<<<<

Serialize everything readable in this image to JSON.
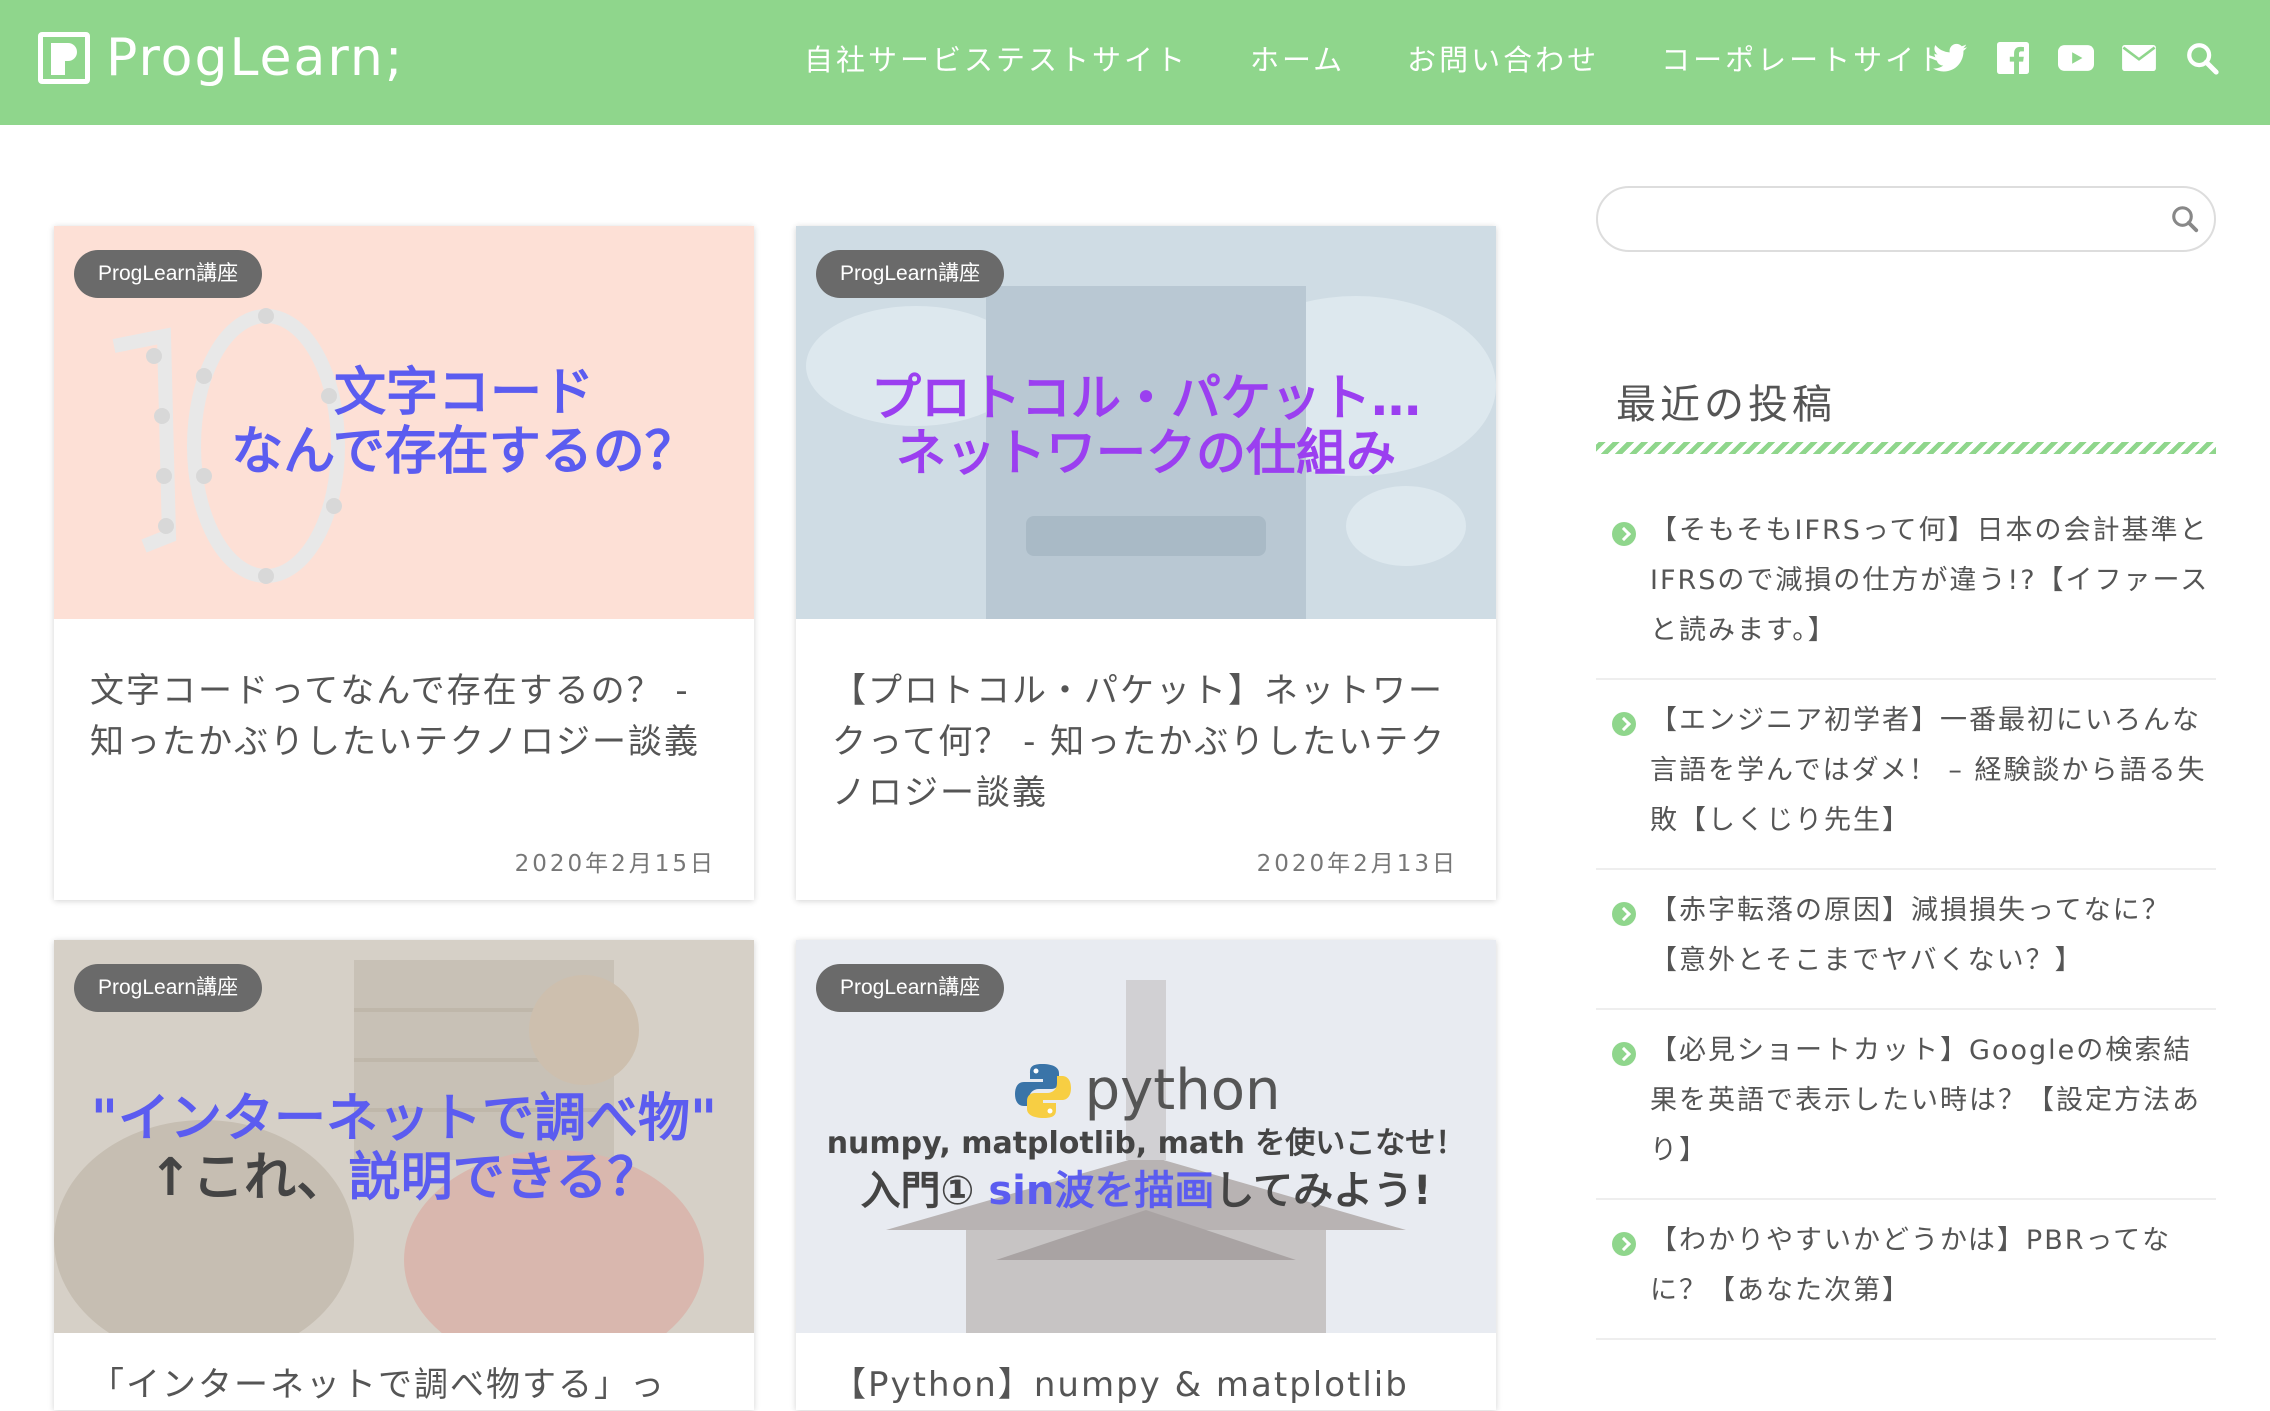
{
  "header": {
    "logo": "ProgLearn;",
    "nav": [
      {
        "label": "自社サービステストサイト"
      },
      {
        "label": "ホーム"
      },
      {
        "label": "お問い合わせ"
      },
      {
        "label": "コーポレートサイト"
      }
    ],
    "icons": [
      "twitter-icon",
      "facebook-icon",
      "youtube-icon",
      "mail-icon",
      "search-icon"
    ],
    "colors": {
      "header_bg": "#8fd68c",
      "accent": "#8fd68c"
    }
  },
  "cards": [
    {
      "badge": "ProgLearn講座",
      "thumb_text_line1": "文字コード",
      "thumb_text_line2": "なんで存在するの？",
      "title": "文字コードってなんで存在するの？ - 知ったかぶりしたいテクノロジー談義",
      "date": "2020年2月15日"
    },
    {
      "badge": "ProgLearn講座",
      "thumb_text_line1": "プロトコル・パケット…",
      "thumb_text_line2": "ネットワークの仕組み",
      "title": "【プロトコル・パケット】ネットワークって何？ - 知ったかぶりしたいテクノロジー談義",
      "date": "2020年2月13日"
    },
    {
      "badge": "ProgLearn講座",
      "thumb_text_line1": "\"インターネットで調べ物\"",
      "thumb_text_line2_a": "↑これ、",
      "thumb_text_line2_b": "説明できる？",
      "title": "「インターネットで調べ物する」っ"
    },
    {
      "badge": "ProgLearn講座",
      "thumb_logo": "python",
      "thumb_text_line1": "numpy, matplotlib, math を使いこなせ！",
      "thumb_text_line2_a": "入門①",
      "thumb_text_line2_b": "sin波を描画",
      "thumb_text_line2_c": "してみよう!",
      "title": "【Python】numpy & matplotlib"
    }
  ],
  "sidebar": {
    "search_placeholder": "",
    "heading": "最近の投稿",
    "posts": [
      "【そもそもIFRSって何】日本の会計基準とIFRSので減損の仕方が違う!?【イファースと読みます。】",
      "【エンジニア初学者】一番最初にいろんな言語を学んではダメ！ – 経験談から語る失敗【しくじり先生】",
      "【赤字転落の原因】減損損失ってなに？【意外とそこまでヤバくない？】",
      "【必見ショートカット】Googleの検索結果を英語で表示したい時は？【設定方法あり】",
      "【わかりやすいかどうかは】PBRってなに？【あなた次第】"
    ]
  }
}
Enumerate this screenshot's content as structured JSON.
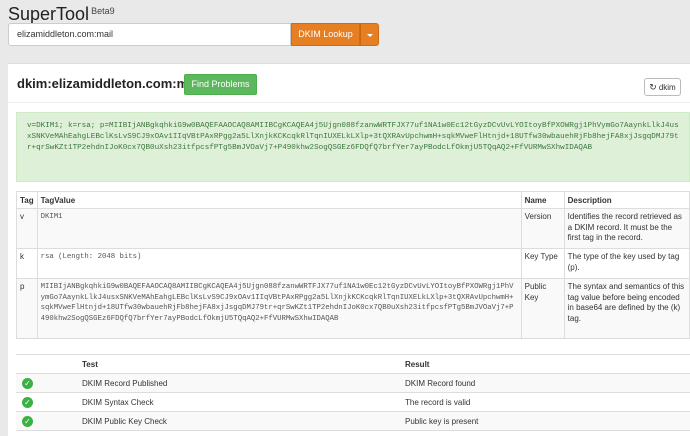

>>>>

◆ GIVEN INSTRUCTION ◆
Retype all entries exactly as they appear, dropping the images.

◆ EXERCISE RESULT ◆
Serialize everything readable in this image to JSON.
{
  "header": {
    "logo": "ProgLearn;",
    "nav": [
      {
        "label": "自社サービステストサイト"
      },
      {
        "label": "ホーム"
      },
      {
        "label": "お問い合わせ"
      },
      {
        "label": "コーポレートサイト"
      }
    ],
    "icons": [
      "twitter-icon",
      "facebook-icon",
      "youtube-icon",
      "mail-icon",
      "search-icon"
    ],
    "colors": {
      "header_bg": "#8fd68c",
      "accent": "#8fd68c"
    }
  },
  "cards": [
    {
      "badge": "ProgLearn講座",
      "thumb_text_line1": "文字コード",
      "thumb_text_line2": "なんで存在するの？",
      "title": "文字コードってなんで存在するの？ - 知ったかぶりしたいテクノロジー談義",
      "date": "2020年2月15日"
    },
    {
      "badge": "ProgLearn講座",
      "thumb_text_line1": "プロトコル・パケット…",
      "thumb_text_line2": "ネットワークの仕組み",
      "title": "【プロトコル・パケット】ネットワークって何？ - 知ったかぶりしたいテクノロジー談義",
      "date": "2020年2月13日"
    },
    {
      "badge": "ProgLearn講座",
      "thumb_text_line1": "\"インターネットで調べ物\"",
      "thumb_text_line2_a": "↑これ、",
      "thumb_text_line2_b": "説明できる？",
      "title": "「インターネットで調べ物する」っ"
    },
    {
      "badge": "ProgLearn講座",
      "thumb_logo": "python",
      "thumb_text_line1": "numpy, matplotlib, math を使いこなせ！",
      "thumb_text_line2_a": "入門①",
      "thumb_text_line2_b": "sin波を描画",
      "thumb_text_line2_c": "してみよう!",
      "title": "【Python】numpy & matplotlib"
    }
  ],
  "sidebar": {
    "search_placeholder": "",
    "heading": "最近の投稿",
    "posts": [
      "【そもそもIFRSって何】日本の会計基準とIFRSので減損の仕方が違う!?【イファースと読みます。】",
      "【エンジニア初学者】一番最初にいろんな言語を学んではダメ！ – 経験談から語る失敗【しくじり先生】",
      "【赤字転落の原因】減損損失ってなに？【意外とそこまでヤバくない？】",
      "【必見ショートカット】Googleの検索結果を英語で表示したい時は？【設定方法あり】",
      "【わかりやすいかどうかは】PBRってなに？【あなた次第】"
    ]
  }
}
Enumerate this screenshot's content as structured JSON.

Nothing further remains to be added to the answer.